▶ [Dataset entries]:
* Begin *

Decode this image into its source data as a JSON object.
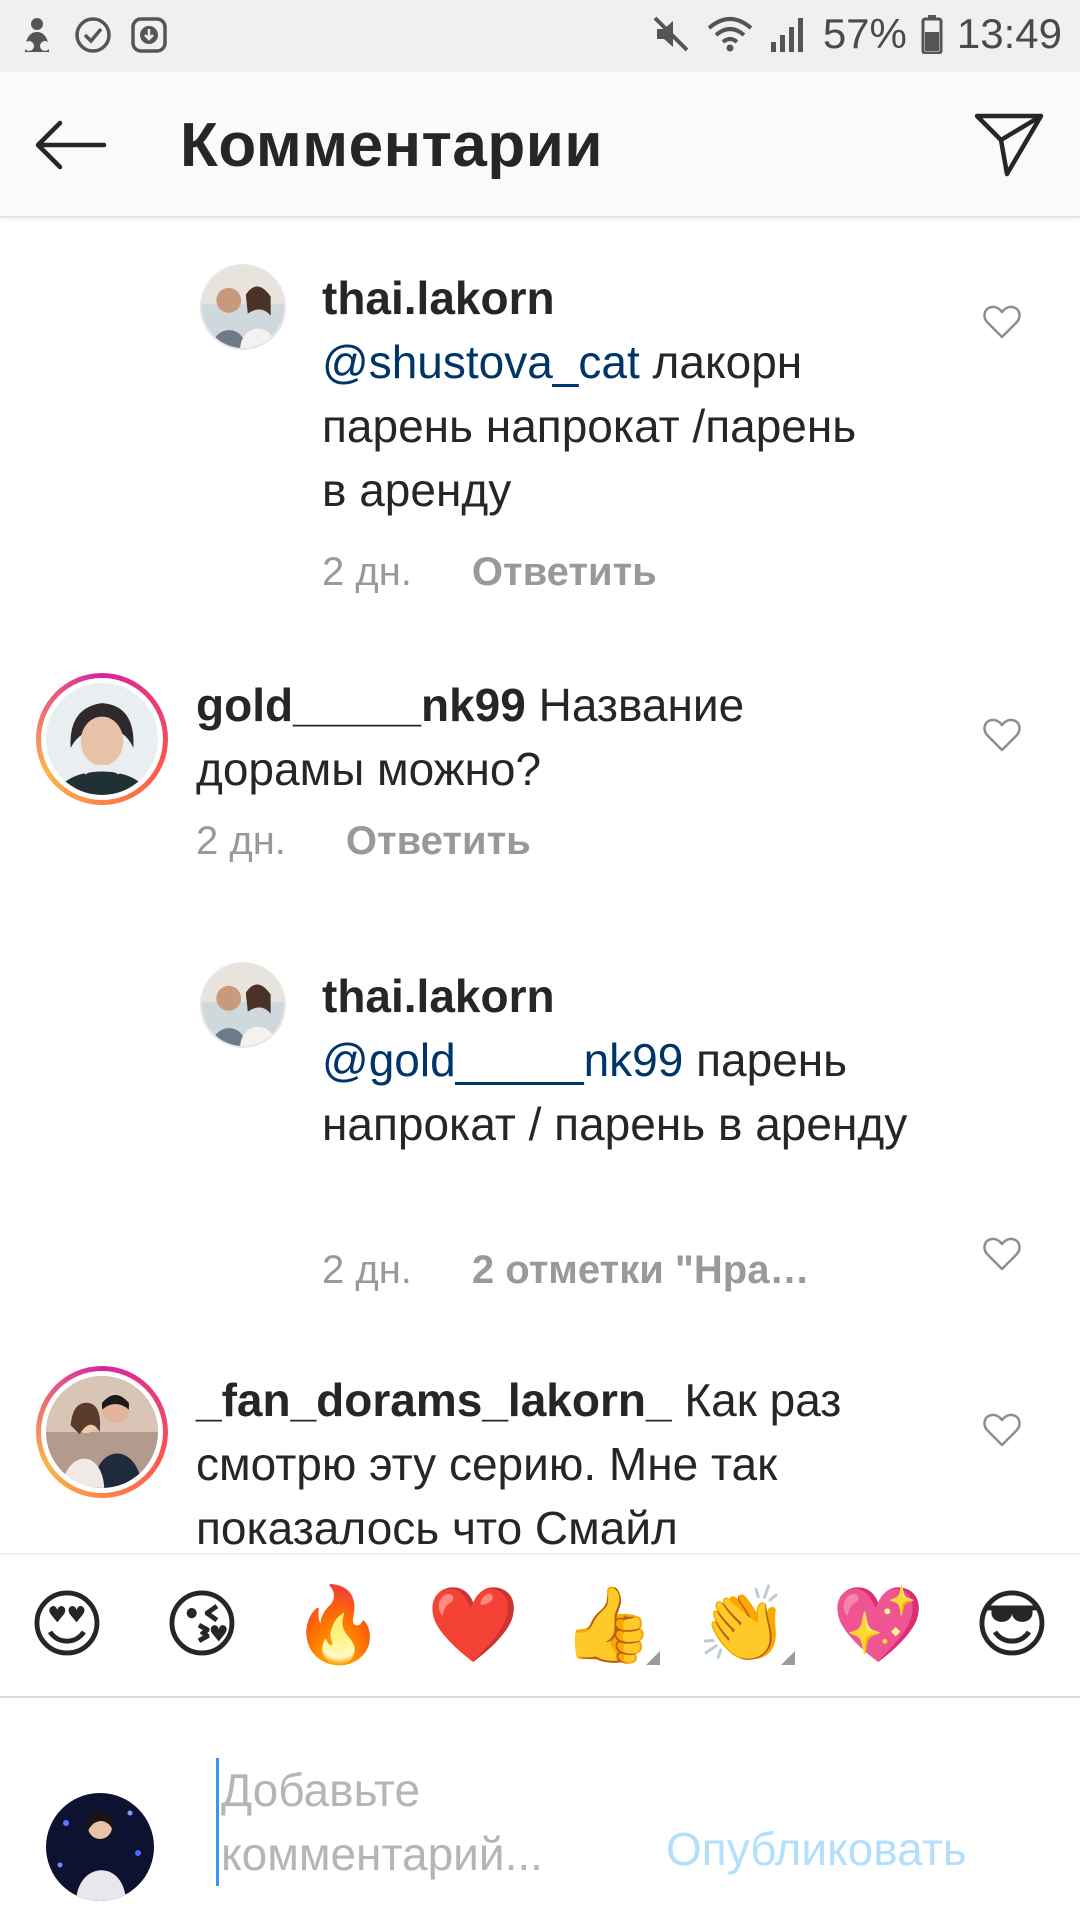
{
  "status_bar": {
    "battery": "57%",
    "time": "13:49",
    "icons": [
      "app-notification-icon",
      "check-circle-icon",
      "download-icon",
      "mute-icon",
      "wifi-icon",
      "signal-icon",
      "battery-icon"
    ]
  },
  "header": {
    "title": "Комментарии",
    "icons": [
      "back-arrow-icon",
      "direct-send-icon"
    ]
  },
  "comments": [
    {
      "username": "thai.lakorn",
      "mention": "@shustova_cat",
      "text": " лакорн парень напрокат /парень в аренду",
      "time": "2 дн.",
      "action": "Ответить",
      "is_reply": true
    },
    {
      "username": "gold_____nk99",
      "mention": "",
      "text": " Название дорамы можно?",
      "time": "2 дн.",
      "action": "Ответить",
      "is_reply": false
    },
    {
      "username": "thai.lakorn",
      "mention": "@gold_____nk99",
      "text": " парень напрокат / парень в аренду",
      "time": "2 дн.",
      "action": "2 отметки \"Нра…",
      "is_reply": true
    },
    {
      "username": "_fan_dorams_lakorn_",
      "mention": "",
      "text": " Как раз смотрю эту серию. Мне так показалось что Смайл",
      "is_reply": false
    }
  ],
  "emoji_bar": [
    "😍",
    "😘",
    "🔥",
    "❤️",
    "👍",
    "👏",
    "💖",
    "😎"
  ],
  "composer": {
    "placeholder": "Добавьте комментарий...",
    "publish_label": "Опубликовать"
  },
  "colors": {
    "mention": "#003569",
    "meta": "#999999",
    "publish_disabled": "#b2dffc",
    "header_bg": "#fafafa",
    "status_bg": "#f0f0f0"
  }
}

* End *

▶ [Instructions to follow]: Return to the listing above and set it down exactly, leaving out its pictures.

▶ [Full solution]:
Decode this image into its source data as a JSON object.
{
  "status_bar": {
    "battery": "57%",
    "time": "13:49",
    "icons": [
      "app-notification-icon",
      "check-circle-icon",
      "download-icon",
      "mute-icon",
      "wifi-icon",
      "signal-icon",
      "battery-icon"
    ]
  },
  "header": {
    "title": "Комментарии",
    "icons": [
      "back-arrow-icon",
      "direct-send-icon"
    ]
  },
  "comments": [
    {
      "username": "thai.lakorn",
      "mention": "@shustova_cat",
      "text": " лакорн парень напрокат /парень в аренду",
      "time": "2 дн.",
      "action": "Ответить",
      "is_reply": true
    },
    {
      "username": "gold_____nk99",
      "mention": "",
      "text": " Название дорамы можно?",
      "time": "2 дн.",
      "action": "Ответить",
      "is_reply": false
    },
    {
      "username": "thai.lakorn",
      "mention": "@gold_____nk99",
      "text": " парень напрокат / парень в аренду",
      "time": "2 дн.",
      "action": "2 отметки \"Нра…",
      "is_reply": true
    },
    {
      "username": "_fan_dorams_lakorn_",
      "mention": "",
      "text": " Как раз смотрю эту серию. Мне так показалось что Смайл",
      "is_reply": false
    }
  ],
  "emoji_bar": [
    "😍",
    "😘",
    "🔥",
    "❤️",
    "👍",
    "👏",
    "💖",
    "😎"
  ],
  "composer": {
    "placeholder": "Добавьте комментарий...",
    "publish_label": "Опубликовать"
  },
  "colors": {
    "mention": "#003569",
    "meta": "#999999",
    "publish_disabled": "#b2dffc",
    "header_bg": "#fafafa",
    "status_bg": "#f0f0f0"
  }
}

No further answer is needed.